**Stated exercise**
Copy each line of the entries that contains the word "Phone".

**Raw data**
---------------
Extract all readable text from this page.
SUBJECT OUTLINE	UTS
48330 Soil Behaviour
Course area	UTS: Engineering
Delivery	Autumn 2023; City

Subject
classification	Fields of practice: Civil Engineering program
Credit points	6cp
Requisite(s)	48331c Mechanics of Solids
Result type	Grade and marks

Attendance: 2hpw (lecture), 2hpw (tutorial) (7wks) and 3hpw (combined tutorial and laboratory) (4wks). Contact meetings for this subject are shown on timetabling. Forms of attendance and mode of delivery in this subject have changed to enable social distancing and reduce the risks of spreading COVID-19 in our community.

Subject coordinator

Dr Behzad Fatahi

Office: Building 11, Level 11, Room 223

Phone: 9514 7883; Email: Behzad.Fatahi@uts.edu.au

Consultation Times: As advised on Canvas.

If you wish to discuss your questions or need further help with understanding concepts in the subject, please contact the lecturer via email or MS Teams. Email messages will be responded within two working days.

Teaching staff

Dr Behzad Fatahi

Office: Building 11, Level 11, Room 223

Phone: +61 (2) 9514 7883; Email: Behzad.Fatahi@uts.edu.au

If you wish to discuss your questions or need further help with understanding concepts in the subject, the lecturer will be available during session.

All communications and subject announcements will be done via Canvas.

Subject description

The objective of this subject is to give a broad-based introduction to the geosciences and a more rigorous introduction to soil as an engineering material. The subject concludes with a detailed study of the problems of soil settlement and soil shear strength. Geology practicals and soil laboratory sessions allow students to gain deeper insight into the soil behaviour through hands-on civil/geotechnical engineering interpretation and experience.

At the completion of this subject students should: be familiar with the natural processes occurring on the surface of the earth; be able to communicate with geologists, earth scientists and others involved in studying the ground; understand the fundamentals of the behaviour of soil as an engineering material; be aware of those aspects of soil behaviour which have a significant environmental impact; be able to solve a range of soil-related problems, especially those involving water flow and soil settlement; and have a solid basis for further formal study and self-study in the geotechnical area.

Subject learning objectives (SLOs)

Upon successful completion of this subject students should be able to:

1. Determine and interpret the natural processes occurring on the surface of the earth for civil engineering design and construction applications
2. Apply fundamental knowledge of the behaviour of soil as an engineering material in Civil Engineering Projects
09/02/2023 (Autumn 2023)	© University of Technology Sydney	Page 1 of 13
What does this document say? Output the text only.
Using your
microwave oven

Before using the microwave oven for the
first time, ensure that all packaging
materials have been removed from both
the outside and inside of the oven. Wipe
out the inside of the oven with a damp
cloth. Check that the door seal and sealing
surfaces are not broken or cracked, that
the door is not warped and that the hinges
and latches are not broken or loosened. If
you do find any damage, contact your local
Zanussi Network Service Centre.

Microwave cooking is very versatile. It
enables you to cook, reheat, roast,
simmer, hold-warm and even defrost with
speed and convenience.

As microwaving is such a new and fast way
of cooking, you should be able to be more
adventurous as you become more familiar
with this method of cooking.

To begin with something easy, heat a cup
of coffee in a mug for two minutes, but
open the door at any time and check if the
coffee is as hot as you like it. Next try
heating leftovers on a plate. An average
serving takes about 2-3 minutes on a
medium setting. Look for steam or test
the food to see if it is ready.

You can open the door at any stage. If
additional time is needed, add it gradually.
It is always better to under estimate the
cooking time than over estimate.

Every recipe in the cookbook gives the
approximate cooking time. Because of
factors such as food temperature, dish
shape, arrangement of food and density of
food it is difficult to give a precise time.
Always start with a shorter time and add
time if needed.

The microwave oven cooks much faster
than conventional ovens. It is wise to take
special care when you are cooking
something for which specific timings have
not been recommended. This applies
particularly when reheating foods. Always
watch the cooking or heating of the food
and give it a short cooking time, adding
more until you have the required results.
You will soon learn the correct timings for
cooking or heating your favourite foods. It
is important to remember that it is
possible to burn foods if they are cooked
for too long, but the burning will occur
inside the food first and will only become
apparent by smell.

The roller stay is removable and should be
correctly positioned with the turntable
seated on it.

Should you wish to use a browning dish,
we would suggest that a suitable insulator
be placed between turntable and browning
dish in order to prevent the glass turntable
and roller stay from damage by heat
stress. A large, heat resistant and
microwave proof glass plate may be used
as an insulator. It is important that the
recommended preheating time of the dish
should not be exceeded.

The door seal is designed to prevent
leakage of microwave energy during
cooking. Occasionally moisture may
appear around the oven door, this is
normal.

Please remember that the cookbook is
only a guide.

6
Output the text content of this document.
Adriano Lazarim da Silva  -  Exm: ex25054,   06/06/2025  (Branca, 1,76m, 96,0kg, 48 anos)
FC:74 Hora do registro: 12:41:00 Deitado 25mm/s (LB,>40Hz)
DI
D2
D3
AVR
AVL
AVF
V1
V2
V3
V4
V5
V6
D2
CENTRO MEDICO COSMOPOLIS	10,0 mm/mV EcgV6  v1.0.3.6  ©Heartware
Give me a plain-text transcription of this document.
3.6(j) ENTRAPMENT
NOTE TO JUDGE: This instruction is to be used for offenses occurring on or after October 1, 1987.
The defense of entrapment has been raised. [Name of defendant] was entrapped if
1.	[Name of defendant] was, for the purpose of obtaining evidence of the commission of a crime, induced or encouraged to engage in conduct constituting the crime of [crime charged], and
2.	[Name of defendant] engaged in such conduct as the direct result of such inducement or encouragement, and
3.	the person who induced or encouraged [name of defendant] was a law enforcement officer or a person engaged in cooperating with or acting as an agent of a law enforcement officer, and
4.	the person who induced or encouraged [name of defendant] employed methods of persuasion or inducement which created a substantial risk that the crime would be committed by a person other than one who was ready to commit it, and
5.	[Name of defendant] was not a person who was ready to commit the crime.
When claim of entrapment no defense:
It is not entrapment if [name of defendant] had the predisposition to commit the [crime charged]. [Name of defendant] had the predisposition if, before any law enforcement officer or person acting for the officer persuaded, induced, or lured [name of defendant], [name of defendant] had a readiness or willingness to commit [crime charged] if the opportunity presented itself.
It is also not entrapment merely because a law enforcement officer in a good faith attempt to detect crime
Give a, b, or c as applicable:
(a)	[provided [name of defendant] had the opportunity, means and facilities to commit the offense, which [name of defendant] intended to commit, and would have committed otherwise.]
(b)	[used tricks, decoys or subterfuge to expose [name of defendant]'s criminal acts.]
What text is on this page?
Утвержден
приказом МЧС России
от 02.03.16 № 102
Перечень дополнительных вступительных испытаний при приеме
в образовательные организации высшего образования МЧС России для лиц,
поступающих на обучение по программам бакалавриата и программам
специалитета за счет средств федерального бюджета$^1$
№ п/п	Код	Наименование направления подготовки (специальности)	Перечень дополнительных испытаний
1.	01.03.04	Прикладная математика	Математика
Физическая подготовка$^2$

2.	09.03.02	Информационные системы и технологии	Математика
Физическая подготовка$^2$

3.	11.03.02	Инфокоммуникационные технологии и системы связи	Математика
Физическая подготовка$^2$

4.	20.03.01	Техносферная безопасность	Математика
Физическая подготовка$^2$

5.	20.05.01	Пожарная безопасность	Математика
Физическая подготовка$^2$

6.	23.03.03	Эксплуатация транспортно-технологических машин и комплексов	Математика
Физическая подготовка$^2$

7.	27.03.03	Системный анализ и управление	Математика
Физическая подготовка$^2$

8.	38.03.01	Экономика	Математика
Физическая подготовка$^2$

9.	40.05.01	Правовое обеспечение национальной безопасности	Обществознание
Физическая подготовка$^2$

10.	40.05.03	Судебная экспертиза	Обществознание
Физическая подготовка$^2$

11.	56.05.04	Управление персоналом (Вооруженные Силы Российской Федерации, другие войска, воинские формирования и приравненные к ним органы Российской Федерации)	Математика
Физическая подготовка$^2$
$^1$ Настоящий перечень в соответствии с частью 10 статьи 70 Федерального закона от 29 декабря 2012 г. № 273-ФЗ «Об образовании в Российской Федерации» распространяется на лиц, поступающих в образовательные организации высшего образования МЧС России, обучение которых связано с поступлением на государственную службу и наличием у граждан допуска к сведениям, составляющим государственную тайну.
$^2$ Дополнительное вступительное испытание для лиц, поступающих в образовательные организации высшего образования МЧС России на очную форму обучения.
---------------
**Expected answer**
Phone: 9514 7883; Email: Behzad.Fatahi@uts.edu.au
Phone: +61 (2) 9514 7883; Email: Behzad.Fatahi@uts.edu.au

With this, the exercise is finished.